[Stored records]
*****

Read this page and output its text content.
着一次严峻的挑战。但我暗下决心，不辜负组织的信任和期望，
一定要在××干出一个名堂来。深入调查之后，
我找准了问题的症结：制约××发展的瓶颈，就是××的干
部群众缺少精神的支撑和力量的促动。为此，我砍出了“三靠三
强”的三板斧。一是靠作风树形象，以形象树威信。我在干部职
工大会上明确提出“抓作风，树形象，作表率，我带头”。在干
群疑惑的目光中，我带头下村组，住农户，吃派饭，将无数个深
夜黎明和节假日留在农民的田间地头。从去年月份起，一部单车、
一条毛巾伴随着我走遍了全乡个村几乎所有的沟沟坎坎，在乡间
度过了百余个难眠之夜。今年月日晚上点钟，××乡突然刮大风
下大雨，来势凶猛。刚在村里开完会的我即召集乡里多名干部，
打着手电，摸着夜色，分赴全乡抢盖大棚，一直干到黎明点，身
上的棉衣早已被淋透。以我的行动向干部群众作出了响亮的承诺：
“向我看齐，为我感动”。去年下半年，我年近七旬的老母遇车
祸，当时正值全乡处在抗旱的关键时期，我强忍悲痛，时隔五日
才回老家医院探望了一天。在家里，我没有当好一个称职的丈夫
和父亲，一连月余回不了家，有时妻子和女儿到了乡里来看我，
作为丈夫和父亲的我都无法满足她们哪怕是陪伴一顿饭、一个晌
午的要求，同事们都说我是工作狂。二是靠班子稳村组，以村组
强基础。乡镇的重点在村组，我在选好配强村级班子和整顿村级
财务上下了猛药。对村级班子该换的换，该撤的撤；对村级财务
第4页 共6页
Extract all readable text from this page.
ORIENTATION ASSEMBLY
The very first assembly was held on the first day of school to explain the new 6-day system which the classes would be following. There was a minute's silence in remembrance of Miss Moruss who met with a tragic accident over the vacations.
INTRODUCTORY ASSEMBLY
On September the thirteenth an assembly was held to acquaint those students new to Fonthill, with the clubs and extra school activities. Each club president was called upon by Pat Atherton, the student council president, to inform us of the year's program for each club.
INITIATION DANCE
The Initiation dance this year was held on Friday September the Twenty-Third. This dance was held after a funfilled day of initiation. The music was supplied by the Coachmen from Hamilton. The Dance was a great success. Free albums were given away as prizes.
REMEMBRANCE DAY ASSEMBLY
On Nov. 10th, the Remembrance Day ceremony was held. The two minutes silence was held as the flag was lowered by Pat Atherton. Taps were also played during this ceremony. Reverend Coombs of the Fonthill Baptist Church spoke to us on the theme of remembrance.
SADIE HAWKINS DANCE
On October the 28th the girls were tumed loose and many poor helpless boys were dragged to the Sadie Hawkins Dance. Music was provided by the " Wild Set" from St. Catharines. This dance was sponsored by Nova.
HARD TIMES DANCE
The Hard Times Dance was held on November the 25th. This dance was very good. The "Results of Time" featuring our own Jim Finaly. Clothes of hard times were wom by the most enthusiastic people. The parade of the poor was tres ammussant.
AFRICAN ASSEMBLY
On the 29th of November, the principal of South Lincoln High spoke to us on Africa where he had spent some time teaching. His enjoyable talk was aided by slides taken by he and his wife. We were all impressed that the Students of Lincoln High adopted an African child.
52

*****

◆ TASK REQUIREMENTS:
Take every line containing the word "were" and copy it.

◆ RESPONSE FOR THIS EXERCISE:
The Initiation dance this year was held on Friday September the Twenty-Third. This dance was held after a funfilled day of initiation. The music was supplied by the Coachmen from Hamilton. The Dance was a great success. Free albums were given away as prizes.
On Nov. 10th, the Remembrance Day ceremony was held. The two minutes silence was held as the flag was lowered by Pat Atherton. Taps were also played during this ceremony. Reverend Coombs of the Fonthill Baptist Church spoke to us on the theme of remembrance.
On October the 28th the girls were tumed loose and many poor helpless boys were dragged to the Sadie Hawkins Dance. Music was provided by the " Wild Set" from St. Catharines. This dance was sponsored by Nova.
The Hard Times Dance was held on November the 25th. This dance was very good. The "Results of Time" featuring our own Jim Finaly. Clothes of hard times were wom by the most enthusiastic people. The parade of the poor was tres ammussant.
On the 29th of November, the principal of South Lincoln High spoke to us on Africa where he had spent some time teaching. His enjoyable talk was aided by slides taken by he and his wife. We were all impressed that the Students of Lincoln High adopted an African child.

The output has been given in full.